**Stated task:** Say how many lines contain the word "СТУЛ". Only the number should be given.

Dataset items:

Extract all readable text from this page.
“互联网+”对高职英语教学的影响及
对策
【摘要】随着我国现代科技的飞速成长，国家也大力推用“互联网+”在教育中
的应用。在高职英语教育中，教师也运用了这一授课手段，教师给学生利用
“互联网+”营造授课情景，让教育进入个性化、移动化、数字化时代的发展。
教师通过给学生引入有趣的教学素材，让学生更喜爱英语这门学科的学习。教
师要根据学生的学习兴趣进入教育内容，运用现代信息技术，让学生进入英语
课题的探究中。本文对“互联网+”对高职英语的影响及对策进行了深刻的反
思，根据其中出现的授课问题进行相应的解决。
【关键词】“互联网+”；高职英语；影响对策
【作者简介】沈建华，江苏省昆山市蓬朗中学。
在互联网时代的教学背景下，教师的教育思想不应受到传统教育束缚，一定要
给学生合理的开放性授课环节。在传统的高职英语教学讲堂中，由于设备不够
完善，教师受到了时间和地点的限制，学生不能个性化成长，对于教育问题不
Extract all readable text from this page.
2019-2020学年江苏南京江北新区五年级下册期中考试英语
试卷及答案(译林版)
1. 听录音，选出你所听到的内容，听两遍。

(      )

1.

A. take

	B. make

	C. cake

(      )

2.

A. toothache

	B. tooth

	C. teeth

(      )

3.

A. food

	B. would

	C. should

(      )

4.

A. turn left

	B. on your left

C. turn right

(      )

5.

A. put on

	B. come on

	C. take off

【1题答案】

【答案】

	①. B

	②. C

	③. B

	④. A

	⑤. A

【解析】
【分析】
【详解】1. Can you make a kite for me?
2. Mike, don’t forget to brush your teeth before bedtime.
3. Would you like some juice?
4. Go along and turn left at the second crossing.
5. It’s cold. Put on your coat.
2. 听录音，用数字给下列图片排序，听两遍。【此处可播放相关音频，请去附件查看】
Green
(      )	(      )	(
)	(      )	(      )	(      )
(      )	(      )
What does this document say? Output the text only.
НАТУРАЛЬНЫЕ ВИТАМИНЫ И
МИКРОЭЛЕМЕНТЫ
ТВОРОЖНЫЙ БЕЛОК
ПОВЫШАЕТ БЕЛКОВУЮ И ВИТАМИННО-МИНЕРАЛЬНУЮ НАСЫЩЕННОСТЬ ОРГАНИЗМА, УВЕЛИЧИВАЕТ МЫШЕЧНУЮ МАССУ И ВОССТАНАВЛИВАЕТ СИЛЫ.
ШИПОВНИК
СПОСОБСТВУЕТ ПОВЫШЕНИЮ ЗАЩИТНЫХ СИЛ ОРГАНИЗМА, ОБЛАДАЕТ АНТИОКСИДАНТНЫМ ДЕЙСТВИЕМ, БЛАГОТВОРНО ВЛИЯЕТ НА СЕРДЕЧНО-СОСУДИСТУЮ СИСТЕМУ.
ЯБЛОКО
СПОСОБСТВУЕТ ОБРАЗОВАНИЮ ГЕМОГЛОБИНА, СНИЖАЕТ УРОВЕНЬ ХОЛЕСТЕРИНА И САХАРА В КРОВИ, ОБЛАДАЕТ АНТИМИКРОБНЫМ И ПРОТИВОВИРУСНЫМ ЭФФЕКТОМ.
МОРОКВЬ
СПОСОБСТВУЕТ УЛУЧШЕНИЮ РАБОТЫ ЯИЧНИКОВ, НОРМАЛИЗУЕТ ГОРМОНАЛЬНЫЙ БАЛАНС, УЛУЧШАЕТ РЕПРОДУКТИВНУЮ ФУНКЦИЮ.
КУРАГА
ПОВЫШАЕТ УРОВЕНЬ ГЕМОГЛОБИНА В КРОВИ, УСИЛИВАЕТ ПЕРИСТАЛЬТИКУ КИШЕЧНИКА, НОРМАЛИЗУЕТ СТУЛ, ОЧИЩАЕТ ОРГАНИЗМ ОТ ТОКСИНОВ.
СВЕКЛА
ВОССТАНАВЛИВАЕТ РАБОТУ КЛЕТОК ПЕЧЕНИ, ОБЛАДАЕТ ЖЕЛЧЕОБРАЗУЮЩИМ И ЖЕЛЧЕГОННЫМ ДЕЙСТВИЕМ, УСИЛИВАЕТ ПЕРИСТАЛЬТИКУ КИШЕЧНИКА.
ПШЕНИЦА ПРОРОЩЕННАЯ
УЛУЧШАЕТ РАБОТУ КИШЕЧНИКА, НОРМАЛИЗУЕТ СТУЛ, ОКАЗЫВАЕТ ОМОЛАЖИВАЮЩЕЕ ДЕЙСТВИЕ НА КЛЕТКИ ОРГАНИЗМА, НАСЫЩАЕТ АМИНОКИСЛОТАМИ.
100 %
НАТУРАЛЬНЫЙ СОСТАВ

**Exercise output:** 2